Stored rows
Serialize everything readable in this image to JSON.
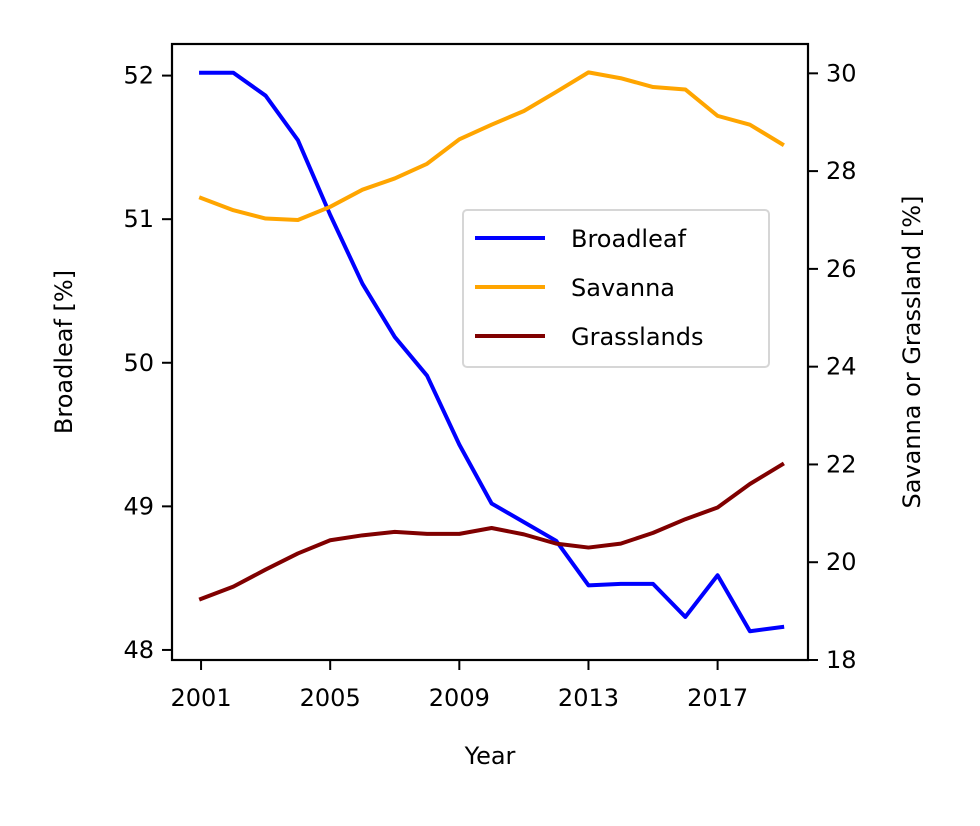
{
  "chart_data": {
    "type": "line",
    "title": "",
    "xlabel": "Year",
    "ylabel_left": "Broadleaf [%]",
    "ylabel_right": "Savanna or Grassland [%]",
    "x": [
      2001,
      2002,
      2003,
      2004,
      2005,
      2006,
      2007,
      2008,
      2009,
      2010,
      2011,
      2012,
      2013,
      2014,
      2015,
      2016,
      2017,
      2018,
      2019
    ],
    "xticks": [
      2001,
      2005,
      2009,
      2013,
      2017
    ],
    "xtick_labels": [
      "2001",
      "2005",
      "2009",
      "2013",
      "2017"
    ],
    "xlim": [
      2000.1,
      2019.8
    ],
    "ylim_left": [
      47.93,
      52.22
    ],
    "yticks_left": [
      48,
      49,
      50,
      51,
      52
    ],
    "ytick_labels_left": [
      "48",
      "49",
      "50",
      "51",
      "52"
    ],
    "ylim_right": [
      18,
      30.6
    ],
    "yticks_right": [
      18,
      20,
      22,
      24,
      26,
      28,
      30
    ],
    "ytick_labels_right": [
      "18",
      "20",
      "22",
      "24",
      "26",
      "28",
      "30"
    ],
    "legend_position": "center-right",
    "grid": false,
    "series": [
      {
        "name": "Broadleaf",
        "axis": "left",
        "color": "#0000ff",
        "values": [
          52.02,
          52.02,
          51.86,
          51.55,
          51.03,
          50.55,
          50.18,
          49.91,
          49.43,
          49.02,
          48.89,
          48.76,
          48.45,
          48.46,
          48.46,
          48.23,
          48.52,
          48.13,
          48.16
        ]
      },
      {
        "name": "Savanna",
        "axis": "right",
        "color": "#ffa500",
        "values": [
          27.45,
          27.2,
          27.03,
          27.0,
          27.27,
          27.62,
          27.85,
          28.15,
          28.65,
          28.95,
          29.23,
          29.62,
          30.02,
          29.9,
          29.72,
          29.67,
          29.13,
          28.95,
          28.55
        ]
      },
      {
        "name": "Grasslands",
        "axis": "right",
        "color": "#800000",
        "values": [
          19.25,
          19.5,
          19.85,
          20.18,
          20.45,
          20.55,
          20.62,
          20.58,
          20.58,
          20.7,
          20.57,
          20.38,
          20.3,
          20.38,
          20.6,
          20.88,
          21.12,
          21.6,
          22.0
        ]
      }
    ]
  }
}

Exercise instructions
Quote all of the entries word for word, omitting any pictures.

Worked solution
Serialize everything readable in this image to JSON.
{
  "chart_data": {
    "type": "line",
    "title": "",
    "xlabel": "Year",
    "ylabel_left": "Broadleaf [%]",
    "ylabel_right": "Savanna or Grassland [%]",
    "x": [
      2001,
      2002,
      2003,
      2004,
      2005,
      2006,
      2007,
      2008,
      2009,
      2010,
      2011,
      2012,
      2013,
      2014,
      2015,
      2016,
      2017,
      2018,
      2019
    ],
    "xticks": [
      2001,
      2005,
      2009,
      2013,
      2017
    ],
    "xtick_labels": [
      "2001",
      "2005",
      "2009",
      "2013",
      "2017"
    ],
    "xlim": [
      2000.1,
      2019.8
    ],
    "ylim_left": [
      47.93,
      52.22
    ],
    "yticks_left": [
      48,
      49,
      50,
      51,
      52
    ],
    "ytick_labels_left": [
      "48",
      "49",
      "50",
      "51",
      "52"
    ],
    "ylim_right": [
      18,
      30.6
    ],
    "yticks_right": [
      18,
      20,
      22,
      24,
      26,
      28,
      30
    ],
    "ytick_labels_right": [
      "18",
      "20",
      "22",
      "24",
      "26",
      "28",
      "30"
    ],
    "legend_position": "center-right",
    "grid": false,
    "series": [
      {
        "name": "Broadleaf",
        "axis": "left",
        "color": "#0000ff",
        "values": [
          52.02,
          52.02,
          51.86,
          51.55,
          51.03,
          50.55,
          50.18,
          49.91,
          49.43,
          49.02,
          48.89,
          48.76,
          48.45,
          48.46,
          48.46,
          48.23,
          48.52,
          48.13,
          48.16
        ]
      },
      {
        "name": "Savanna",
        "axis": "right",
        "color": "#ffa500",
        "values": [
          27.45,
          27.2,
          27.03,
          27.0,
          27.27,
          27.62,
          27.85,
          28.15,
          28.65,
          28.95,
          29.23,
          29.62,
          30.02,
          29.9,
          29.72,
          29.67,
          29.13,
          28.95,
          28.55
        ]
      },
      {
        "name": "Grasslands",
        "axis": "right",
        "color": "#800000",
        "values": [
          19.25,
          19.5,
          19.85,
          20.18,
          20.45,
          20.55,
          20.62,
          20.58,
          20.58,
          20.7,
          20.57,
          20.38,
          20.3,
          20.38,
          20.6,
          20.88,
          21.12,
          21.6,
          22.0
        ]
      }
    ]
  }
}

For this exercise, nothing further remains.